§ **Given problem**
Find the lines in these entries that include the word "more" and state how many there are, with no other words.

[Excerpt from a dataset]
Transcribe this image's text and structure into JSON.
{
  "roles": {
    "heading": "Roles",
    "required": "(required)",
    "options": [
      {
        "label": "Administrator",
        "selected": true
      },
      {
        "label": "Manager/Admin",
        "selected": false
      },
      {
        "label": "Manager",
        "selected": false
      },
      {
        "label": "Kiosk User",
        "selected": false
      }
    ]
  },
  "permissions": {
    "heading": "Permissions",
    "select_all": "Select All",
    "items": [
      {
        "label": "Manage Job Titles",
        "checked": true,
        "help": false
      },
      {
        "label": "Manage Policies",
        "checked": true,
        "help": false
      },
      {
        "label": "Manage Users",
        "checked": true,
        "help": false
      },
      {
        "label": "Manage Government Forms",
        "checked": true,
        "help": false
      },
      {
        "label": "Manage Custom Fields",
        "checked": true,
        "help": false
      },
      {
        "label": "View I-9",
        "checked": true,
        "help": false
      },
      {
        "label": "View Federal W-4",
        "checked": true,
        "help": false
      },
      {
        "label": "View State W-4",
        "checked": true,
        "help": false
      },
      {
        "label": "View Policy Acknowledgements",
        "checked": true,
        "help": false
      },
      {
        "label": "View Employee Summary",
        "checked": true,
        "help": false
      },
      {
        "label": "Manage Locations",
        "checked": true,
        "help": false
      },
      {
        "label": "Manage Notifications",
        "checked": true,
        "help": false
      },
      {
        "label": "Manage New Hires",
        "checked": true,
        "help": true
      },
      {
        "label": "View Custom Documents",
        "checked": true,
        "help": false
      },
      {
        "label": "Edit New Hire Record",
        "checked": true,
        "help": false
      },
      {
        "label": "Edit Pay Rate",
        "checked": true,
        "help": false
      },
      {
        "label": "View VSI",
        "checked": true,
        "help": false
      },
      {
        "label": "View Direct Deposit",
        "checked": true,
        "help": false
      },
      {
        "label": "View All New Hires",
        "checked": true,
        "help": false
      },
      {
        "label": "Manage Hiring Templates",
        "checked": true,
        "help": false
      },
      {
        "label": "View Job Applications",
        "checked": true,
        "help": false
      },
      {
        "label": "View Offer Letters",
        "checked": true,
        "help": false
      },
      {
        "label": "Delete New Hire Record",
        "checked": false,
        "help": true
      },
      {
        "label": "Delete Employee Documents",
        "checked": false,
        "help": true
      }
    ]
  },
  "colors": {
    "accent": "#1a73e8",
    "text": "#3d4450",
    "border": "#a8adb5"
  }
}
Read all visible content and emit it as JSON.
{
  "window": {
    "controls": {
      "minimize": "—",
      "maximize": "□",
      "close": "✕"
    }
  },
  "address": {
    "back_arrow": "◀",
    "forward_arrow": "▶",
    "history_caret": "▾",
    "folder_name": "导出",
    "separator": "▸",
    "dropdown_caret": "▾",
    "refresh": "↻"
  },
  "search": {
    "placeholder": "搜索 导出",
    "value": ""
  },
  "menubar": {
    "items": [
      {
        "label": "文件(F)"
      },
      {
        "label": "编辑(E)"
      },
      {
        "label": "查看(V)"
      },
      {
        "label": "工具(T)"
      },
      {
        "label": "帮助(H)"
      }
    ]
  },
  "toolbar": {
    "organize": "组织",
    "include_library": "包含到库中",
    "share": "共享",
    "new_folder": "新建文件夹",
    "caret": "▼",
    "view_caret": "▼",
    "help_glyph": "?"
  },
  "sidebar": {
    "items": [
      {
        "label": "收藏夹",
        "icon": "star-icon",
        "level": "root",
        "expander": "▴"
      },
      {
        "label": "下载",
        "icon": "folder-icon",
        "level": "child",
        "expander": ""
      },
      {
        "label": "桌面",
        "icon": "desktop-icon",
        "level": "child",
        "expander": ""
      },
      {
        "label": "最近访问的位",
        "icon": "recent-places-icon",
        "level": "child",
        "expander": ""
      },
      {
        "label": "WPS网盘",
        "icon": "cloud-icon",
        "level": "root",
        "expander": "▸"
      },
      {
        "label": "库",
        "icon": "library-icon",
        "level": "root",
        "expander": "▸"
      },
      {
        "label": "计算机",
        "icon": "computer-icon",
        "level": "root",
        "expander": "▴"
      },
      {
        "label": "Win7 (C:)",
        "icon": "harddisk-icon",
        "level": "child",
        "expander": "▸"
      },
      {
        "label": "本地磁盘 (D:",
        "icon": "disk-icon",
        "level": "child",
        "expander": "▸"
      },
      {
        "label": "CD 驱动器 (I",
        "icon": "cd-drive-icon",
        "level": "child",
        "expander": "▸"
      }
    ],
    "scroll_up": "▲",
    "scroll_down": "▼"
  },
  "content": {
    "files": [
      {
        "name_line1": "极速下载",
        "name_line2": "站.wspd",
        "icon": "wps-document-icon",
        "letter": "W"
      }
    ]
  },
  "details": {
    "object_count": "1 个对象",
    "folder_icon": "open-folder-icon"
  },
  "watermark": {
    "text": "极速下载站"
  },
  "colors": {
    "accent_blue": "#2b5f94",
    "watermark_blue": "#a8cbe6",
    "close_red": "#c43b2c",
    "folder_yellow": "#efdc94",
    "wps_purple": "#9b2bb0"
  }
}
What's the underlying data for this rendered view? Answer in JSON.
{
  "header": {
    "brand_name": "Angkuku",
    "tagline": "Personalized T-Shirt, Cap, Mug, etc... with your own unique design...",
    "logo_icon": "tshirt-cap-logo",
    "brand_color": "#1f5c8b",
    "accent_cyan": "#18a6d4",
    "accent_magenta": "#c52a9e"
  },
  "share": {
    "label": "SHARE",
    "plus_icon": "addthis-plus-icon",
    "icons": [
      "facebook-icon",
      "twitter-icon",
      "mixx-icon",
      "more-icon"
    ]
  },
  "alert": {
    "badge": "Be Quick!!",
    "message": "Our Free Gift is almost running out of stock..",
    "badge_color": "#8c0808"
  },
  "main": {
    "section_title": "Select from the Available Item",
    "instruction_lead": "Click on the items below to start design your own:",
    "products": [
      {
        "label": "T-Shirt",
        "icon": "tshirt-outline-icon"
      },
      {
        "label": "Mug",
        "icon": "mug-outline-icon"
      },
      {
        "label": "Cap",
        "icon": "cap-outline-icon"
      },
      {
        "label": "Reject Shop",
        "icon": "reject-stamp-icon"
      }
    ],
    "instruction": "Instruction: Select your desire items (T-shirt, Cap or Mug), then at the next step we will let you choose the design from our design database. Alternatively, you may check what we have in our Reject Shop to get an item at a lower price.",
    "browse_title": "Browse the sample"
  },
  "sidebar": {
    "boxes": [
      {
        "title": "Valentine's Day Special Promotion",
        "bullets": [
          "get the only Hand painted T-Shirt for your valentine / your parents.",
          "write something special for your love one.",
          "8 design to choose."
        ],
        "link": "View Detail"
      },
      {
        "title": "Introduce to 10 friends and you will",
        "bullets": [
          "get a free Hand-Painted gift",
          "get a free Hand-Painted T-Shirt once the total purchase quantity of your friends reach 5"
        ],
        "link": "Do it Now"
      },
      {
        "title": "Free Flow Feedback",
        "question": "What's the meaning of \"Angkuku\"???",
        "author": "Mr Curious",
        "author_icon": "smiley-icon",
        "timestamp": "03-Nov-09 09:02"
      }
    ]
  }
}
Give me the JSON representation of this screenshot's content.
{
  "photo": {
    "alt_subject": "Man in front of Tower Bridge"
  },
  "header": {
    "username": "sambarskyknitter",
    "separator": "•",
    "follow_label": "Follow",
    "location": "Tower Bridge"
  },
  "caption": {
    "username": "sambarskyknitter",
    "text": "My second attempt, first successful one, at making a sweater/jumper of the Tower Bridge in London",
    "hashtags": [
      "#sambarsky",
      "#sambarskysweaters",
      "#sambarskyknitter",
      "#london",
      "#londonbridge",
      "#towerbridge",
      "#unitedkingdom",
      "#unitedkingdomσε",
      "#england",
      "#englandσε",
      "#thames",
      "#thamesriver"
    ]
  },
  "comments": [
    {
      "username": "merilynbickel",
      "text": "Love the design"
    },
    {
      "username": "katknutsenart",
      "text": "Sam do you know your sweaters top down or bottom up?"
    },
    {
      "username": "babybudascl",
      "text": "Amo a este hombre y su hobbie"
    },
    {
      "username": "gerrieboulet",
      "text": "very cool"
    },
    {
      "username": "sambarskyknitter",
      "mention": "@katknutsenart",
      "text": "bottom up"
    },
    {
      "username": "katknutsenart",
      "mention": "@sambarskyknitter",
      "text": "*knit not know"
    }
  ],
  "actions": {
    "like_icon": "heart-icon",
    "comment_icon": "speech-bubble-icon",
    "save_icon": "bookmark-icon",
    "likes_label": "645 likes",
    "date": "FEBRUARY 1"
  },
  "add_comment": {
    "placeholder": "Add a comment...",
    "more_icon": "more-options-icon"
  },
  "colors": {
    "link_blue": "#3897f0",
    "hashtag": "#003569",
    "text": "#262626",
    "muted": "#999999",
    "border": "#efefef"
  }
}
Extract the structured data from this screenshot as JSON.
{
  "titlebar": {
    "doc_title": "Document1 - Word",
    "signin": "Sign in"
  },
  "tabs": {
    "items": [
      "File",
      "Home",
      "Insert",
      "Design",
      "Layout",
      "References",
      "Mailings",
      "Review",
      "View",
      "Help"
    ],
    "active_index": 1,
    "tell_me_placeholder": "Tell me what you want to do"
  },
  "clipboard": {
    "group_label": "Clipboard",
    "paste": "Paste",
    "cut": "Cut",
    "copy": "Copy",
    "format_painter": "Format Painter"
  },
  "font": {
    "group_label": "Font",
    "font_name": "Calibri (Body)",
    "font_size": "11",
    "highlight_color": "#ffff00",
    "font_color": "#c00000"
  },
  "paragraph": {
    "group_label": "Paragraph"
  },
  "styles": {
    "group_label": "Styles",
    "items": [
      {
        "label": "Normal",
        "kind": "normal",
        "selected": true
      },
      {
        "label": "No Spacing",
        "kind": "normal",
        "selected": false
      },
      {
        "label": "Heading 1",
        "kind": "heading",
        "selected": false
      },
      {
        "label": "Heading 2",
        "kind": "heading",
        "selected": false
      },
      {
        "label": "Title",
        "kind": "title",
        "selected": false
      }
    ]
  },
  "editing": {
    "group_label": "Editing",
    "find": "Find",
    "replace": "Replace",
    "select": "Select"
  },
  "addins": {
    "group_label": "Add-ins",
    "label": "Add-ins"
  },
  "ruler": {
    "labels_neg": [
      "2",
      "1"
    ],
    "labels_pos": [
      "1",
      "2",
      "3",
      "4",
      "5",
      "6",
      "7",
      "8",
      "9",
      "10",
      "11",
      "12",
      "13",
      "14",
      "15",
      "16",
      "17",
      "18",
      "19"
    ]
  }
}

§ **Output of the exercise**
2